**Selected excerpt:**
- Opening Delimiter -

Last year he became the first boy to have his conviction overturned in Western Australia's Court of Appeal, which found that a "miscarriage of justice" had occurred.
"My battle for justice was worth it," he says.
Mr Singer, he says, has become like family for him.
"What I am fighting for now is compensation for the time I spent in jail," Ali says. "After that I will give money to my parents. I want to make my family happy."
He has a two-year-old daughter and works as a fisherman. Having not been able to complete his high school education, jobs are scarce.
What Australia and Indonesia say
The 2012 Australian Human Rights Commission report found numerous breaches of the boys' rights, and flawed handling of their cases.
It stated that "federal police and the CDPP [Australia's Commonwealth Director of Public Prosecutions] placed reliance on wrist X-ray analysis as evidence that a person was over the age of 18 years - despite significant material being available to support the conclusion that they should not do so."

- Closing Delimiter -

Dataset entries

- Opening Delimiter -

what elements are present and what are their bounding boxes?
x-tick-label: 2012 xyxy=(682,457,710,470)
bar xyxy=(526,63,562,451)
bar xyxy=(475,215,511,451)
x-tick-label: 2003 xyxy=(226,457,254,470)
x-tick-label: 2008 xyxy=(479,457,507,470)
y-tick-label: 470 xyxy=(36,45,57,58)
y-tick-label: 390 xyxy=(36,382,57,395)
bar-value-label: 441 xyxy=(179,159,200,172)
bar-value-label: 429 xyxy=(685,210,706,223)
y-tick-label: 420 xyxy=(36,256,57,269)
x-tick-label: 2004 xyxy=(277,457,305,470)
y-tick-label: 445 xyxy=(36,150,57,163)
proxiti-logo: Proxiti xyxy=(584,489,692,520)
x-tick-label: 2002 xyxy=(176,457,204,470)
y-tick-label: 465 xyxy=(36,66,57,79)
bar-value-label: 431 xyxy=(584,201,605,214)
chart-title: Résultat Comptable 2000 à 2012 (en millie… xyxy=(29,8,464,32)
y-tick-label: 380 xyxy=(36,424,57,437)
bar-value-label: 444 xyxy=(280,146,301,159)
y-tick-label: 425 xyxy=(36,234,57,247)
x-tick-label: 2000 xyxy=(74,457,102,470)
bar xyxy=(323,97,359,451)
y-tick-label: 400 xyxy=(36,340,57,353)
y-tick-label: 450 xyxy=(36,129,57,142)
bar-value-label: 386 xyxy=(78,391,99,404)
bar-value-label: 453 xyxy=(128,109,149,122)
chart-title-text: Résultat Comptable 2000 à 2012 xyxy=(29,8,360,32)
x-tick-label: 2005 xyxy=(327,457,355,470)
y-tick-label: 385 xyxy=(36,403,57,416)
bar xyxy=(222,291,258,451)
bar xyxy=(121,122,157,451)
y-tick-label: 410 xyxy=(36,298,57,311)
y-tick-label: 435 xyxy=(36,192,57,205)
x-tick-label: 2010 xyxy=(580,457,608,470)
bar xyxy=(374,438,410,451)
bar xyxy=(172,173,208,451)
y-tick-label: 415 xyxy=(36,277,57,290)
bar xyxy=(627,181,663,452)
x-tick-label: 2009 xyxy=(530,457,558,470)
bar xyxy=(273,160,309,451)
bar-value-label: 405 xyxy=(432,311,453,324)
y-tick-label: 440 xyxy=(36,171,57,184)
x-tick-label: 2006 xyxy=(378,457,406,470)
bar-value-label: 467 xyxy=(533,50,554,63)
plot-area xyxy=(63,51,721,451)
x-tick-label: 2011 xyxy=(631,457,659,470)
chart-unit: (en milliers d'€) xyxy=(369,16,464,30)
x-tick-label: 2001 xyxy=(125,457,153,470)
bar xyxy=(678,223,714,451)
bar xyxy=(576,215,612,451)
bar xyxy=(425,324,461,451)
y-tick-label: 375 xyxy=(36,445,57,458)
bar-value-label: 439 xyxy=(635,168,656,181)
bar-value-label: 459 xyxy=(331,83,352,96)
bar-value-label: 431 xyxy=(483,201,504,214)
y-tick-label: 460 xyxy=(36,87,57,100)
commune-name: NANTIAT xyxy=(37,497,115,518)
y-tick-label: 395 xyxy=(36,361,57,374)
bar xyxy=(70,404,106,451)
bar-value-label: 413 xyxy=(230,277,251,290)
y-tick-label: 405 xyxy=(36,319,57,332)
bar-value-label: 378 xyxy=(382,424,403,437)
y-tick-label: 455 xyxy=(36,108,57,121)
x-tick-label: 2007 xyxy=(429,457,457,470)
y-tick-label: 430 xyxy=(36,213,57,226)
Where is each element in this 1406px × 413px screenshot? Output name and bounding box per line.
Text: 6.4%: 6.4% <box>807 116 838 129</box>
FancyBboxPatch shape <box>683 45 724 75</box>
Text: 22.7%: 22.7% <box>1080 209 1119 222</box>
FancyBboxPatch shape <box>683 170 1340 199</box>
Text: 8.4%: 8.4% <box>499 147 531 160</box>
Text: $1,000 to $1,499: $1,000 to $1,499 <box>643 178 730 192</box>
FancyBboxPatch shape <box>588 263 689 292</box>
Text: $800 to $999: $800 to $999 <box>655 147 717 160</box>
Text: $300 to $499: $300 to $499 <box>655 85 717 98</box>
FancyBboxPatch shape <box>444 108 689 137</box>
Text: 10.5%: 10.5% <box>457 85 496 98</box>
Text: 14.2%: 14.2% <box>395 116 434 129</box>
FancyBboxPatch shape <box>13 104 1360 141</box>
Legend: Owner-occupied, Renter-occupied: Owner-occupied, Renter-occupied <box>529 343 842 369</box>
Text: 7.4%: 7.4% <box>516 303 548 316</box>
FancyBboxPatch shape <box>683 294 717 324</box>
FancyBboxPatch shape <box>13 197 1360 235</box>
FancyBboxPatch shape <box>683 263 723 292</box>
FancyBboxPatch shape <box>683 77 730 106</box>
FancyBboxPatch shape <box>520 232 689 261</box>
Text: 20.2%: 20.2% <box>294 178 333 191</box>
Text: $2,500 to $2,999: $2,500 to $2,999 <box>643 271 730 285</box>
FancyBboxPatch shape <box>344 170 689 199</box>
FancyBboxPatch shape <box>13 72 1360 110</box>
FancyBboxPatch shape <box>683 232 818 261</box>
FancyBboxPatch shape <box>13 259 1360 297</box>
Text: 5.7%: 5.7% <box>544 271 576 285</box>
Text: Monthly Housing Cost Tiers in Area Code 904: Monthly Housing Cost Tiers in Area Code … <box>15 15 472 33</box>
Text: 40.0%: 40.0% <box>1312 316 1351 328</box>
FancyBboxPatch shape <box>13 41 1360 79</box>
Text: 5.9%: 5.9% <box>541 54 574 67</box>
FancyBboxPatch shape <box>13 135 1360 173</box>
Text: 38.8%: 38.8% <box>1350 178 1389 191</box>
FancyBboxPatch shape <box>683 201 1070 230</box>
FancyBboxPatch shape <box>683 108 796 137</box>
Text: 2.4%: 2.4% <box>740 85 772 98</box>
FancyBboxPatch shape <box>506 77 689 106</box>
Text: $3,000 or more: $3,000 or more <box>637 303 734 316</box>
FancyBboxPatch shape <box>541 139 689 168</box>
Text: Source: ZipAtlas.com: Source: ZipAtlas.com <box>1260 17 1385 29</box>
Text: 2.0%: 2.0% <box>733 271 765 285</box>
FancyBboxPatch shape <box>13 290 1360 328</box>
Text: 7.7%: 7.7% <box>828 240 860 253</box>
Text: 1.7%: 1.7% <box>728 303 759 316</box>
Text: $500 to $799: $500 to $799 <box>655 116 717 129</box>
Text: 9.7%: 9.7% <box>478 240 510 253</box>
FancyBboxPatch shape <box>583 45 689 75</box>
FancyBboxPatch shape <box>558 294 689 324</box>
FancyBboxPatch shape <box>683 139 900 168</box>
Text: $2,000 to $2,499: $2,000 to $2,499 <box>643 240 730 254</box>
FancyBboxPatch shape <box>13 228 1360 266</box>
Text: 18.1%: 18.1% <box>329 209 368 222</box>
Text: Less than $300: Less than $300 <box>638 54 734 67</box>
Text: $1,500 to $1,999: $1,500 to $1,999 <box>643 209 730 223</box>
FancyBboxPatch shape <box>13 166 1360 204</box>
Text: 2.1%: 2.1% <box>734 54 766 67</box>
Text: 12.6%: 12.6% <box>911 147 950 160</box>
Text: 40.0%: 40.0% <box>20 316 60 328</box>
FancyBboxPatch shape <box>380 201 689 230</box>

- Closing Delimiter -

**Problems to solve:**
1. Please duplicate the part of the excerpt that opens with the words containing "Last year he" and closes with "family for him.".
2. Decide whether each statement below agrees with the excerpt. Answer yes or no for each, and quote the words that decide it.
(a) Ali's conviction was overturned in Western Australia's Court of Appeal.
(b) Ali has a two-year-old son.
(c) The Australian Human Rights Commission report was published in 2012.

**Results of the tasks:**
1.
Last year he became the first boy to have his conviction overturned in Western Australia's Court of Appeal, which found that a "miscarriage of justice" had occurred.
"My battle for justice was worth it," he says.
Mr Singer, he says, has become like family for him.

2.
(a) Yes: "the first boy to have his conviction overturned in Western Australia's Court of Appeal"
(b) No: "He has a two-year-old daughter"
(c) Yes: "The 2012 Australian Human Rights Commission report"